> _What is being asked_: Find the word "Social" in the data. Return every line where it appears.

> _Data provided_:

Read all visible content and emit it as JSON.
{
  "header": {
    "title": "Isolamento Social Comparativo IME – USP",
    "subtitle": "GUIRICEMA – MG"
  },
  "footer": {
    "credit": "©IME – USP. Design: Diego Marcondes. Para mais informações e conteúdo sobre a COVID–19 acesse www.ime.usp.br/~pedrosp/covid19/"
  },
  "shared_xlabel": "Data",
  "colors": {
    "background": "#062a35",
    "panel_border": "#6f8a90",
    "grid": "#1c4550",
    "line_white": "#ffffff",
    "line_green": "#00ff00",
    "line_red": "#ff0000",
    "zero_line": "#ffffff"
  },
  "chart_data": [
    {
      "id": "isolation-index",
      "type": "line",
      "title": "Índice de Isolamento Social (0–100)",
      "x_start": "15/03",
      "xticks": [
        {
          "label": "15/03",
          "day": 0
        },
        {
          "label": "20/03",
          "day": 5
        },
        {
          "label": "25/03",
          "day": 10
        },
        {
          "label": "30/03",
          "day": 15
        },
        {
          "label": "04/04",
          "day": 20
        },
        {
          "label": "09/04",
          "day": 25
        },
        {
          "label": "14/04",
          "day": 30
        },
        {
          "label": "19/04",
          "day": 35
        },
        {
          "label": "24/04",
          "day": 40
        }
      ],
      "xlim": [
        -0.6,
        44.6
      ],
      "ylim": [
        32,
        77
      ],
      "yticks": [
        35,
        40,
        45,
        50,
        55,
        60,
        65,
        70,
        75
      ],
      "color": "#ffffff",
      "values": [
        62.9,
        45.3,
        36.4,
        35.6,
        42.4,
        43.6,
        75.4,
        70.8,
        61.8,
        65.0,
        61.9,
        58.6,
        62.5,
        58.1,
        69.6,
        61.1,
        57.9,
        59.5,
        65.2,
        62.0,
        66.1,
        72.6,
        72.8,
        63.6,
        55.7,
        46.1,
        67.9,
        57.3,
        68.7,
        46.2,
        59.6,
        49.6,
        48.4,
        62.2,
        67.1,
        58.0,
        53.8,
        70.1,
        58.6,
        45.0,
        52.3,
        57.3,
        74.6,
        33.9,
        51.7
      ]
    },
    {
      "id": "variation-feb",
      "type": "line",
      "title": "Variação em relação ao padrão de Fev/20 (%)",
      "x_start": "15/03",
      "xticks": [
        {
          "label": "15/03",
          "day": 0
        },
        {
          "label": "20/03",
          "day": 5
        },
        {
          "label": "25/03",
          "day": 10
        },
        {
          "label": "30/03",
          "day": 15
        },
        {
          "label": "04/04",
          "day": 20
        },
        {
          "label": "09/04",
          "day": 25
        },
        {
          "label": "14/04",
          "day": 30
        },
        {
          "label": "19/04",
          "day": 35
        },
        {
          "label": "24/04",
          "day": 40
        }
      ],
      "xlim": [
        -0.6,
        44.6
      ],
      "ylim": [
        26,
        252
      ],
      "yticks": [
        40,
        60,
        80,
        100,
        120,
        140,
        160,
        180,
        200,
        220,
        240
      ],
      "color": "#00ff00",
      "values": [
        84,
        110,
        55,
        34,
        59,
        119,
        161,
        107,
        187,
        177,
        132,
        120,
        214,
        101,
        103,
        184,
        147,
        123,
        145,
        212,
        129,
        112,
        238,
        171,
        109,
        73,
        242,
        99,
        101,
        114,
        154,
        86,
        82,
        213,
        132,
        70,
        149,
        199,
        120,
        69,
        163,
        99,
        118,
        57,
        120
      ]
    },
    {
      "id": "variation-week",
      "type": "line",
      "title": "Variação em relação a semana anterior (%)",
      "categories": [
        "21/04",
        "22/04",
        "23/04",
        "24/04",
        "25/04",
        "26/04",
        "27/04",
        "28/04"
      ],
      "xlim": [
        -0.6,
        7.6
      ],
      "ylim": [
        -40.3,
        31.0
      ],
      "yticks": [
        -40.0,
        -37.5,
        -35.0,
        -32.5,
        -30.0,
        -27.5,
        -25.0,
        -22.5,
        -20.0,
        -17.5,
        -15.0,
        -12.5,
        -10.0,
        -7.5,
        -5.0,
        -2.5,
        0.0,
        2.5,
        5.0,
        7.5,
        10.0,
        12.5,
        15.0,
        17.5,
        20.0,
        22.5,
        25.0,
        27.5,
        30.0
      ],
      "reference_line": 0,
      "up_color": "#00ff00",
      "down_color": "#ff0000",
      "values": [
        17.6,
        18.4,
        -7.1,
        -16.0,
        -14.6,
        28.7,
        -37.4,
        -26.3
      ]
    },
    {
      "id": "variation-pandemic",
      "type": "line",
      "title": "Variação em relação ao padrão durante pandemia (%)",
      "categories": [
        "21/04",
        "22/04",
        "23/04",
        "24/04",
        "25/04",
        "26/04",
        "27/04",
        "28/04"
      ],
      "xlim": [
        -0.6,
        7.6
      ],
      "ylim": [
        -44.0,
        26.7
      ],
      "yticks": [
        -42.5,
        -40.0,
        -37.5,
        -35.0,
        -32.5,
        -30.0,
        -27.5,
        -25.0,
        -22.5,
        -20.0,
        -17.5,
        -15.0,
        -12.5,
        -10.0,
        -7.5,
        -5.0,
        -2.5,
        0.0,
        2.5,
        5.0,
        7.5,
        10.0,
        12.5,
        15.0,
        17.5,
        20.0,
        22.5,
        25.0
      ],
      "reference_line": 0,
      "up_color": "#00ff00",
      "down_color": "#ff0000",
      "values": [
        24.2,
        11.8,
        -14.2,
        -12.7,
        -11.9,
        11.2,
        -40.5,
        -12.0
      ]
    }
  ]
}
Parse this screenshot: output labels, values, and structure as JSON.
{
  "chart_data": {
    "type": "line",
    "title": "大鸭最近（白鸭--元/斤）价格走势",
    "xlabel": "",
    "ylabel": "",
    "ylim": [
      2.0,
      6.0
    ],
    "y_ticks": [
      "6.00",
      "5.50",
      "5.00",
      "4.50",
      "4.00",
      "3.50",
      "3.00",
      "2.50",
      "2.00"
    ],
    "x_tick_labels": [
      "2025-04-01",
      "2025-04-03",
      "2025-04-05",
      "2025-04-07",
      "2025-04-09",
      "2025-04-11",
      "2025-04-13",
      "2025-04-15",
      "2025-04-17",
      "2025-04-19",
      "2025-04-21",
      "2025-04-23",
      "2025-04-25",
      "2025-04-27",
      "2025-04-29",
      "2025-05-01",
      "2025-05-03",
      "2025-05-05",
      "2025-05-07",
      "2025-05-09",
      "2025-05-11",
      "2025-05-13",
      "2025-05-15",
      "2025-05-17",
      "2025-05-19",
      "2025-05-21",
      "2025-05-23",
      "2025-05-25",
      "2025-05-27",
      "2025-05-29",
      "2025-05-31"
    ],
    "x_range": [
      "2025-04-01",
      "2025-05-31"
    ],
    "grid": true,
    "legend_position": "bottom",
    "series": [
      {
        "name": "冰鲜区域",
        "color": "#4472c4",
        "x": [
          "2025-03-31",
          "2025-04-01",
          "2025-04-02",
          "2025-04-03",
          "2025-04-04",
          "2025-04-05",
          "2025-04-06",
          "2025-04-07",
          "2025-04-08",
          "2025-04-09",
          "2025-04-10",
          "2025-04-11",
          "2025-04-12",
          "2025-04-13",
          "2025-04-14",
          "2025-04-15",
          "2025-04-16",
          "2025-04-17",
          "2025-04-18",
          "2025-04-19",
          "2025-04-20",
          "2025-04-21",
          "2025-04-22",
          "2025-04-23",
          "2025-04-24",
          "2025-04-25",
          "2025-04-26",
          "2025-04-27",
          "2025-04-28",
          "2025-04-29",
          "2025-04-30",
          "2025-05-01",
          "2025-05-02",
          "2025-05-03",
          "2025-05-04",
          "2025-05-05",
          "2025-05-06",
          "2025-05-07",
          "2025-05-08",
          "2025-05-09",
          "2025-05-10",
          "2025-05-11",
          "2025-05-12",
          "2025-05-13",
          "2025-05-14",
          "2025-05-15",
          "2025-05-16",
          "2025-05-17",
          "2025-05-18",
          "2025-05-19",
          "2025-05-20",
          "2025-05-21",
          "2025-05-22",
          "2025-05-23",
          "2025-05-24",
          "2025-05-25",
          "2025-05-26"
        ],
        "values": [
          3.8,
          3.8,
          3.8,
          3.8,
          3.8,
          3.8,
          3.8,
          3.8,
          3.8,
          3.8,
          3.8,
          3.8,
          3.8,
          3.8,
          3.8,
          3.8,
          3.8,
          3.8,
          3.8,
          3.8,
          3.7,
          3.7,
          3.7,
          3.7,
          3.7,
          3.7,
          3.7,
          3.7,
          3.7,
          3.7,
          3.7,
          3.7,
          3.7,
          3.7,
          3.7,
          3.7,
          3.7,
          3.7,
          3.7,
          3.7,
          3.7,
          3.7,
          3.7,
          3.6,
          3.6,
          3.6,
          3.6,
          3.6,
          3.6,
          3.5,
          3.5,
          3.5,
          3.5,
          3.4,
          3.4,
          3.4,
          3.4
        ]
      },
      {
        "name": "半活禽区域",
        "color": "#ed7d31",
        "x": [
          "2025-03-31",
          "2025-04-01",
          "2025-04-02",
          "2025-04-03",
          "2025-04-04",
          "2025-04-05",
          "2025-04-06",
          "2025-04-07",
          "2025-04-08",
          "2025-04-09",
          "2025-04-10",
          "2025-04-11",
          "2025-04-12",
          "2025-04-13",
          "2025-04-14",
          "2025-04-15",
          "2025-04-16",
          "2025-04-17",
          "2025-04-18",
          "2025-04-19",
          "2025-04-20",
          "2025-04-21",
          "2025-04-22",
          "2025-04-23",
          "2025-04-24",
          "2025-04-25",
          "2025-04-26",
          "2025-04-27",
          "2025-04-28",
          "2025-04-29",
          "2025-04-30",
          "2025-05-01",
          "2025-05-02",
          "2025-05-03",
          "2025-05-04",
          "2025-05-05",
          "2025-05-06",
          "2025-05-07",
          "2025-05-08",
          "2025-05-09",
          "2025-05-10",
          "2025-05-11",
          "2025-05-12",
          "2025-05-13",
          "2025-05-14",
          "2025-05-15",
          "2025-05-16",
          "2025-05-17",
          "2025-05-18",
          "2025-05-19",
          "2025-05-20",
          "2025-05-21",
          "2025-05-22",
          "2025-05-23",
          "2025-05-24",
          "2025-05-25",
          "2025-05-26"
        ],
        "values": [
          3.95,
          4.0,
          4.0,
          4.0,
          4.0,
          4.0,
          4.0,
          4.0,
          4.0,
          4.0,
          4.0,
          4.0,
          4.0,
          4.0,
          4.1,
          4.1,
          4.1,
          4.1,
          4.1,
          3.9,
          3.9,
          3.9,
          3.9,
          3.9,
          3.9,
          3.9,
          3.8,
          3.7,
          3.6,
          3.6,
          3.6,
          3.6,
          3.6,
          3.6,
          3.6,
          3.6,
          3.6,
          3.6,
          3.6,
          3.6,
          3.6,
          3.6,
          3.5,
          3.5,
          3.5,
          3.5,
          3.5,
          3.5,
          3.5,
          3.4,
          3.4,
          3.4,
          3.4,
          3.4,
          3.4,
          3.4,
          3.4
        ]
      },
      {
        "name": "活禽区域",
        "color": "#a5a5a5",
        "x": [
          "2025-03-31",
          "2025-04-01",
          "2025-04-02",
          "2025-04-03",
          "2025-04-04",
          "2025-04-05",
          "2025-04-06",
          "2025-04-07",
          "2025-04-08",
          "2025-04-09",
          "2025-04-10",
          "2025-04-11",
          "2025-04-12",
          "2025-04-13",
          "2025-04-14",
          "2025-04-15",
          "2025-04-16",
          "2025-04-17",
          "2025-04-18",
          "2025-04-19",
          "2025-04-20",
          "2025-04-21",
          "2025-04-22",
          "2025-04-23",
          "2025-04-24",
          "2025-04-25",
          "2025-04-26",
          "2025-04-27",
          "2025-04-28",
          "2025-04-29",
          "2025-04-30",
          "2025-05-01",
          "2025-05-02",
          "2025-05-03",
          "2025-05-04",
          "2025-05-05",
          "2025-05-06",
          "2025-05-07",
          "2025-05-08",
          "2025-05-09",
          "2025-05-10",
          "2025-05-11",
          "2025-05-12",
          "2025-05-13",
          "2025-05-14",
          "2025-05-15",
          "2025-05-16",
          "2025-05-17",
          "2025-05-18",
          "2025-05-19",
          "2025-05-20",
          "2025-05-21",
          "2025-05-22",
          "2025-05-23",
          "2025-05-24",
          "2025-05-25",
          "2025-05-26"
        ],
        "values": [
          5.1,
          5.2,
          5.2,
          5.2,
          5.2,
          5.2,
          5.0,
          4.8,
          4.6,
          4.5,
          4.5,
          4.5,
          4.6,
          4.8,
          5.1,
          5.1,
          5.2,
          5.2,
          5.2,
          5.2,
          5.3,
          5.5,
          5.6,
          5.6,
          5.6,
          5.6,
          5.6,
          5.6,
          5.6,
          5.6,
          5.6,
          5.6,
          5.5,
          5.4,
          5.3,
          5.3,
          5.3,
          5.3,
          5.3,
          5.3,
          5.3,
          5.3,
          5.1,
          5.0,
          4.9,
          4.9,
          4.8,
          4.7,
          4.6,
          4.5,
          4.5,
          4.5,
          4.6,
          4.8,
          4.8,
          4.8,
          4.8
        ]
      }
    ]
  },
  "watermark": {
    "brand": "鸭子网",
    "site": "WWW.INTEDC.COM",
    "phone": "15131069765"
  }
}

> _Output for this task_:
    "title": "Isolamento Social Comparativo IME – USP",
      "title": "Índice de Isolamento Social (0–100)",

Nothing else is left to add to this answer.